▸ **WHAT NEEDS TO BE DONE**
What follows is a block of records; reproduce all of it verbatim.

╔══

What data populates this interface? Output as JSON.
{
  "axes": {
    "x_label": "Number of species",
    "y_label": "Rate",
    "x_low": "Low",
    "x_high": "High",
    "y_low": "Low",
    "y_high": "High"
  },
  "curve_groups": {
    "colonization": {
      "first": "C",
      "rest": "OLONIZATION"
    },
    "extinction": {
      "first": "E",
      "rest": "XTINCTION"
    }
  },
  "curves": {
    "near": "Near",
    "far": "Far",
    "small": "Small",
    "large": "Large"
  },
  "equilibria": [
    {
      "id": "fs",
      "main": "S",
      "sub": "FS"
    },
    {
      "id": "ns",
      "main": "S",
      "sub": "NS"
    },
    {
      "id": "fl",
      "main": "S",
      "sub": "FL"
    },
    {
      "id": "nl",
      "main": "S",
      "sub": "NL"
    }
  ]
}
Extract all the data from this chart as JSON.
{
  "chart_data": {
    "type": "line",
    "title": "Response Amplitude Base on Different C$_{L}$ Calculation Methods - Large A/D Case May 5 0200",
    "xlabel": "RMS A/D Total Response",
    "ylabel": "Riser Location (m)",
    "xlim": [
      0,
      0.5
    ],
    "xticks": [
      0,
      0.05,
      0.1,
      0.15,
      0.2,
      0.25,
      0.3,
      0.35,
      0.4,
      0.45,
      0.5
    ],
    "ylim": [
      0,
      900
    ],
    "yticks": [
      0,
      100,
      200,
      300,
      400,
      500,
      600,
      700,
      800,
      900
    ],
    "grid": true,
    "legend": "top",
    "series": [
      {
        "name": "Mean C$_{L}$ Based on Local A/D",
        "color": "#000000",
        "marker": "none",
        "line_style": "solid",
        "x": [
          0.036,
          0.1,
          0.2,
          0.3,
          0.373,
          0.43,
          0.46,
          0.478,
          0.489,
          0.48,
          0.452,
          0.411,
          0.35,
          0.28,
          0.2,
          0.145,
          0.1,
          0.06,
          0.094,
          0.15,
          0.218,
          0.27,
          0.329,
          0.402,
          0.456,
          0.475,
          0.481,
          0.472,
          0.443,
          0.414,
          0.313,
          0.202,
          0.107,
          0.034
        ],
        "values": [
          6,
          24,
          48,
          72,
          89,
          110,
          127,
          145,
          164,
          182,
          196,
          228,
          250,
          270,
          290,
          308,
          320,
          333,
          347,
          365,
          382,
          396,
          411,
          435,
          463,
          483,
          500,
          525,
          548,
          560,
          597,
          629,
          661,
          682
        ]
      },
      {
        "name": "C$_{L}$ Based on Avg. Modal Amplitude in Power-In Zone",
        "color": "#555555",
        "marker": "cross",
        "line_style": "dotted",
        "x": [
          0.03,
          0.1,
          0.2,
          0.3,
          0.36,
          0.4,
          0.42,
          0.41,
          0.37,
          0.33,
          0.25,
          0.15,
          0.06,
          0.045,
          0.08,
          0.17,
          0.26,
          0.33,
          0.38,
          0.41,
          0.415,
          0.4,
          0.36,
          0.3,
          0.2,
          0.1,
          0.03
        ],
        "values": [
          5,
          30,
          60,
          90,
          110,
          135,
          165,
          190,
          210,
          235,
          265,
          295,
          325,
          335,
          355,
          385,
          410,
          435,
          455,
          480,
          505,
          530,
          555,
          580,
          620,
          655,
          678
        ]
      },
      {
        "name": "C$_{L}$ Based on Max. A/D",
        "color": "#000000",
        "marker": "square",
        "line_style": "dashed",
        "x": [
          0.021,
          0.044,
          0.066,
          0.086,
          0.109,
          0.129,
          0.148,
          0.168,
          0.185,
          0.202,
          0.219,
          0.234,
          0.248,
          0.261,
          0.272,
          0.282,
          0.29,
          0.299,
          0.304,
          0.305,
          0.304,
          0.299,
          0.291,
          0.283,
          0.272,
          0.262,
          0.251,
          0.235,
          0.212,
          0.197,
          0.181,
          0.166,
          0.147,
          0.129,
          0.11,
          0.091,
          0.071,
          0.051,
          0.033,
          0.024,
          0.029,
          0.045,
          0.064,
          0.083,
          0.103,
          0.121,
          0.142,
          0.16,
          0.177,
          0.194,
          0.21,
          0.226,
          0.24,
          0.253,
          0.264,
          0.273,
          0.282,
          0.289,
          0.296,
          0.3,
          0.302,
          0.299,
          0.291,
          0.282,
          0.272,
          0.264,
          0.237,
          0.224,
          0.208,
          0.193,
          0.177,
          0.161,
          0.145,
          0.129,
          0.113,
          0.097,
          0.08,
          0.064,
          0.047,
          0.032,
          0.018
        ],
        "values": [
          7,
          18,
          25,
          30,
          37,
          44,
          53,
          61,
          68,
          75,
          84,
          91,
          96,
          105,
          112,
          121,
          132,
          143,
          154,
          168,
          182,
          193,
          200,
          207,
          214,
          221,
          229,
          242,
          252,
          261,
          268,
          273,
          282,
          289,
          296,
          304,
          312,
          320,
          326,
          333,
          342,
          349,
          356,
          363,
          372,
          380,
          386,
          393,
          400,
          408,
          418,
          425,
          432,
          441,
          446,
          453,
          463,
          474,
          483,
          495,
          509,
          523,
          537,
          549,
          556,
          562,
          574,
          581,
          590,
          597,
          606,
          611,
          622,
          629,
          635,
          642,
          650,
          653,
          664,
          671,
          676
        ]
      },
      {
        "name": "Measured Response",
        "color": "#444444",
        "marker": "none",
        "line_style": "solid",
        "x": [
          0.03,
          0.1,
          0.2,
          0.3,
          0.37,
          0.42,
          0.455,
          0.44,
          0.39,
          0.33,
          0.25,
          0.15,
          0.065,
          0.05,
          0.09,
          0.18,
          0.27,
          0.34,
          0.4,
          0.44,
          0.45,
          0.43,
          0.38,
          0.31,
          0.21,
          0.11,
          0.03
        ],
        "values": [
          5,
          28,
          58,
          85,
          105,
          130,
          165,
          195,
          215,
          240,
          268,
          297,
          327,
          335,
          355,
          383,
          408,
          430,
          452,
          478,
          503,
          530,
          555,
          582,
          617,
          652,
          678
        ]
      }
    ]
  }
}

╚══

▸ **TASK OUTPUT**
What data populates this interface? Output as JSON.
{
  "axes": {
    "x_label": "Number of species",
    "y_label": "Rate",
    "x_low": "Low",
    "x_high": "High",
    "y_low": "Low",
    "y_high": "High"
  },
  "curve_groups": {
    "colonization": {
      "first": "C",
      "rest": "OLONIZATION"
    },
    "extinction": {
      "first": "E",
      "rest": "XTINCTION"
    }
  },
  "curves": {
    "near": "Near",
    "far": "Far",
    "small": "Small",
    "large": "Large"
  },
  "equilibria": [
    {
      "id": "fs",
      "main": "S",
      "sub": "FS"
    },
    {
      "id": "ns",
      "main": "S",
      "sub": "NS"
    },
    {
      "id": "fl",
      "main": "S",
      "sub": "FL"
    },
    {
      "id": "nl",
      "main": "S",
      "sub": "NL"
    }
  ]
}
Extract all the data from this chart as JSON.
{
  "chart_data": {
    "type": "line",
    "title": "Response Amplitude Base on Different C$_{L}$ Calculation Methods - Large A/D Case May 5 0200",
    "xlabel": "RMS A/D Total Response",
    "ylabel": "Riser Location (m)",
    "xlim": [
      0,
      0.5
    ],
    "xticks": [
      0,
      0.05,
      0.1,
      0.15,
      0.2,
      0.25,
      0.3,
      0.35,
      0.4,
      0.45,
      0.5
    ],
    "ylim": [
      0,
      900
    ],
    "yticks": [
      0,
      100,
      200,
      300,
      400,
      500,
      600,
      700,
      800,
      900
    ],
    "grid": true,
    "legend": "top",
    "series": [
      {
        "name": "Mean C$_{L}$ Based on Local A/D",
        "color": "#000000",
        "marker": "none",
        "line_style": "solid",
        "x": [
          0.036,
          0.1,
          0.2,
          0.3,
          0.373,
          0.43,
          0.46,
          0.478,
          0.489,
          0.48,
          0.452,
          0.411,
          0.35,
          0.28,
          0.2,
          0.145,
          0.1,
          0.06,
          0.094,
          0.15,
          0.218,
          0.27,
          0.329,
          0.402,
          0.456,
          0.475,
          0.481,
          0.472,
          0.443,
          0.414,
          0.313,
          0.202,
          0.107,
          0.034
        ],
        "values": [
          6,
          24,
          48,
          72,
          89,
          110,
          127,
          145,
          164,
          182,
          196,
          228,
          250,
          270,
          290,
          308,
          320,
          333,
          347,
          365,
          382,
          396,
          411,
          435,
          463,
          483,
          500,
          525,
          548,
          560,
          597,
          629,
          661,
          682
        ]
      },
      {
        "name": "C$_{L}$ Based on Avg. Modal Amplitude in Power-In Zone",
        "color": "#555555",
        "marker": "cross",
        "line_style": "dotted",
        "x": [
          0.03,
          0.1,
          0.2,
          0.3,
          0.36,
          0.4,
          0.42,
          0.41,
          0.37,
          0.33,
          0.25,
          0.15,
          0.06,
          0.045,
          0.08,
          0.17,
          0.26,
          0.33,
          0.38,
          0.41,
          0.415,
          0.4,
          0.36,
          0.3,
          0.2,
          0.1,
          0.03
        ],
        "values": [
          5,
          30,
          60,
          90,
          110,
          135,
          165,
          190,
          210,
          235,
          265,
          295,
          325,
          335,
          355,
          385,
          410,
          435,
          455,
          480,
          505,
          530,
          555,
          580,
          620,
          655,
          678
        ]
      },
      {
        "name": "C$_{L}$ Based on Max. A/D",
        "color": "#000000",
        "marker": "square",
        "line_style": "dashed",
        "x": [
          0.021,
          0.044,
          0.066,
          0.086,
          0.109,
          0.129,
          0.148,
          0.168,
          0.185,
          0.202,
          0.219,
          0.234,
          0.248,
          0.261,
          0.272,
          0.282,
          0.29,
          0.299,
          0.304,
          0.305,
          0.304,
          0.299,
          0.291,
          0.283,
          0.272,
          0.262,
          0.251,
          0.235,
          0.212,
          0.197,
          0.181,
          0.166,
          0.147,
          0.129,
          0.11,
          0.091,
          0.071,
          0.051,
          0.033,
          0.024,
          0.029,
          0.045,
          0.064,
          0.083,
          0.103,
          0.121,
          0.142,
          0.16,
          0.177,
          0.194,
          0.21,
          0.226,
          0.24,
          0.253,
          0.264,
          0.273,
          0.282,
          0.289,
          0.296,
          0.3,
          0.302,
          0.299,
          0.291,
          0.282,
          0.272,
          0.264,
          0.237,
          0.224,
          0.208,
          0.193,
          0.177,
          0.161,
          0.145,
          0.129,
          0.113,
          0.097,
          0.08,
          0.064,
          0.047,
          0.032,
          0.018
        ],
        "values": [
          7,
          18,
          25,
          30,
          37,
          44,
          53,
          61,
          68,
          75,
          84,
          91,
          96,
          105,
          112,
          121,
          132,
          143,
          154,
          168,
          182,
          193,
          200,
          207,
          214,
          221,
          229,
          242,
          252,
          261,
          268,
          273,
          282,
          289,
          296,
          304,
          312,
          320,
          326,
          333,
          342,
          349,
          356,
          363,
          372,
          380,
          386,
          393,
          400,
          408,
          418,
          425,
          432,
          441,
          446,
          453,
          463,
          474,
          483,
          495,
          509,
          523,
          537,
          549,
          556,
          562,
          574,
          581,
          590,
          597,
          606,
          611,
          622,
          629,
          635,
          642,
          650,
          653,
          664,
          671,
          676
        ]
      },
      {
        "name": "Measured Response",
        "color": "#444444",
        "marker": "none",
        "line_style": "solid",
        "x": [
          0.03,
          0.1,
          0.2,
          0.3,
          0.37,
          0.42,
          0.455,
          0.44,
          0.39,
          0.33,
          0.25,
          0.15,
          0.065,
          0.05,
          0.09,
          0.18,
          0.27,
          0.34,
          0.4,
          0.44,
          0.45,
          0.43,
          0.38,
          0.31,
          0.21,
          0.11,
          0.03
        ],
        "values": [
          5,
          28,
          58,
          85,
          105,
          130,
          165,
          195,
          215,
          240,
          268,
          297,
          327,
          335,
          355,
          383,
          408,
          430,
          452,
          478,
          503,
          530,
          555,
          582,
          617,
          652,
          678
        ]
      }
    ]
  }
}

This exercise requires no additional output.